» **What this task involves**
Give the number of lines that include the word "JSON", nothing more.

» **Record set**
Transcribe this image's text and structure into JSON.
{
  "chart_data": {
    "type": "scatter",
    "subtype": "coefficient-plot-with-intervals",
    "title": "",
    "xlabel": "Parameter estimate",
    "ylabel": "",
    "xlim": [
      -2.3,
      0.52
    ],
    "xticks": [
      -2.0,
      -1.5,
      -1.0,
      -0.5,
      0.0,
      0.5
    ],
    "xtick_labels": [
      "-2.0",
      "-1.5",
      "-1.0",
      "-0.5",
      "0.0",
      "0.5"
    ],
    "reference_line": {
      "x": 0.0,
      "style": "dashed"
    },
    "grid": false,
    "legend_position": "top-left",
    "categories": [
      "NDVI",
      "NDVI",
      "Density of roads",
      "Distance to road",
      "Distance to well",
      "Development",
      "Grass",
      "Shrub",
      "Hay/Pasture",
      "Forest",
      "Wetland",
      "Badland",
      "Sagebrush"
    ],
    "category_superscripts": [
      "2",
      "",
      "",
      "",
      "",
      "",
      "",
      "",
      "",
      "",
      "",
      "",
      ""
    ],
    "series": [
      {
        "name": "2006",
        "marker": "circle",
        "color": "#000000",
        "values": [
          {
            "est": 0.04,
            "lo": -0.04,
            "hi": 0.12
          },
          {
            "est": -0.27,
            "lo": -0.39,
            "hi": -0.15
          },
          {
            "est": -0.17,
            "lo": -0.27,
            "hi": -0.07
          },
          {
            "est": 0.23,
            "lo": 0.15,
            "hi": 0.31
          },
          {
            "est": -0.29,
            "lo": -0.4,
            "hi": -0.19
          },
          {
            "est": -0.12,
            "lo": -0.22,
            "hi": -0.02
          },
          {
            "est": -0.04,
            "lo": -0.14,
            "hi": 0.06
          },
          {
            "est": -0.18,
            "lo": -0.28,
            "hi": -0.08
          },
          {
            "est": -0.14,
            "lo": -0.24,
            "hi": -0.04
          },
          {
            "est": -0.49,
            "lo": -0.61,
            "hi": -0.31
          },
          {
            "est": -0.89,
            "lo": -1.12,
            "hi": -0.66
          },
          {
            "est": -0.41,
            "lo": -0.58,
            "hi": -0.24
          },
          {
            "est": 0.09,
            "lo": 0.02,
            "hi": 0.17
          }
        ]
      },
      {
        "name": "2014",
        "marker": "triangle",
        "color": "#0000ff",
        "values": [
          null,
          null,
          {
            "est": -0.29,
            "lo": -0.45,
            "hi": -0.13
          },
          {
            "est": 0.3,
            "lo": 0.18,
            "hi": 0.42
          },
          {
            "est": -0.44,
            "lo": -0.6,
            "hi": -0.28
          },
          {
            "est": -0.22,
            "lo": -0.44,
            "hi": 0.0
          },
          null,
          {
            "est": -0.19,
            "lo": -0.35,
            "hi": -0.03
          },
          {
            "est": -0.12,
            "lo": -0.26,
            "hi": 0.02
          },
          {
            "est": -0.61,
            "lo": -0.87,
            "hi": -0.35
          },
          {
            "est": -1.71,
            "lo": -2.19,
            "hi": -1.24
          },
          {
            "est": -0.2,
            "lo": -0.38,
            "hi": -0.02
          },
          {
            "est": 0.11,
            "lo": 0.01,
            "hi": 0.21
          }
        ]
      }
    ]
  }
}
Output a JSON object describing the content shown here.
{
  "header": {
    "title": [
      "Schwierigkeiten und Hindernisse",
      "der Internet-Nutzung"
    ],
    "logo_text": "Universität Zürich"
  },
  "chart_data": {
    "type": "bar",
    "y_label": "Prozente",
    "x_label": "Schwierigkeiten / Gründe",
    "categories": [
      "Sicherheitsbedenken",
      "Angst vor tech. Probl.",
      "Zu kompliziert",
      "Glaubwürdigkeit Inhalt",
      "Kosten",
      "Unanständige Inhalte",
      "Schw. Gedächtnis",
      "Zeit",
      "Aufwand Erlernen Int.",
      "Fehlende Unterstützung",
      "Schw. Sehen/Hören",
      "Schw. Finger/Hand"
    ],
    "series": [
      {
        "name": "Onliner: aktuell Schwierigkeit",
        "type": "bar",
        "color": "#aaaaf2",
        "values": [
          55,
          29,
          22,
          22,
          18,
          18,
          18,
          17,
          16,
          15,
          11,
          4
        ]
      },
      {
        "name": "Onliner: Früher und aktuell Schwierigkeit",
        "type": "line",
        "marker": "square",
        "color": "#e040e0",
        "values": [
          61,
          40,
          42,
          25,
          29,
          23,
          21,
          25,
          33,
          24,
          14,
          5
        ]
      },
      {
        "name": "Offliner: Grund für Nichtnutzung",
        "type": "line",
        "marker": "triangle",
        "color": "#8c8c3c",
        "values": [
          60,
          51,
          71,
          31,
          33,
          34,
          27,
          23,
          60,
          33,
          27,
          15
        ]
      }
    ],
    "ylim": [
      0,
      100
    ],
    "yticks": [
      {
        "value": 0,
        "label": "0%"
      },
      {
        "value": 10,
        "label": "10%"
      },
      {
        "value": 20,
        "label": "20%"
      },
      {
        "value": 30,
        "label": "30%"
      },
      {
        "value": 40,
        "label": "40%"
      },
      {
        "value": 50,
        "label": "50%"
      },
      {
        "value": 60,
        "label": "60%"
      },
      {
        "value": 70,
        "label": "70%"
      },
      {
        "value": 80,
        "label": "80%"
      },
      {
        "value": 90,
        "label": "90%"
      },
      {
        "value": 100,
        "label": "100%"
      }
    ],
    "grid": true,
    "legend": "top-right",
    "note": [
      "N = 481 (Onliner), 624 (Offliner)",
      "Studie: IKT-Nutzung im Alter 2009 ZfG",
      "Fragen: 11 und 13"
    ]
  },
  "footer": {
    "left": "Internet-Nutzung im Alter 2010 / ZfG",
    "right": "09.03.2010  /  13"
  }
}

» **Task result**
2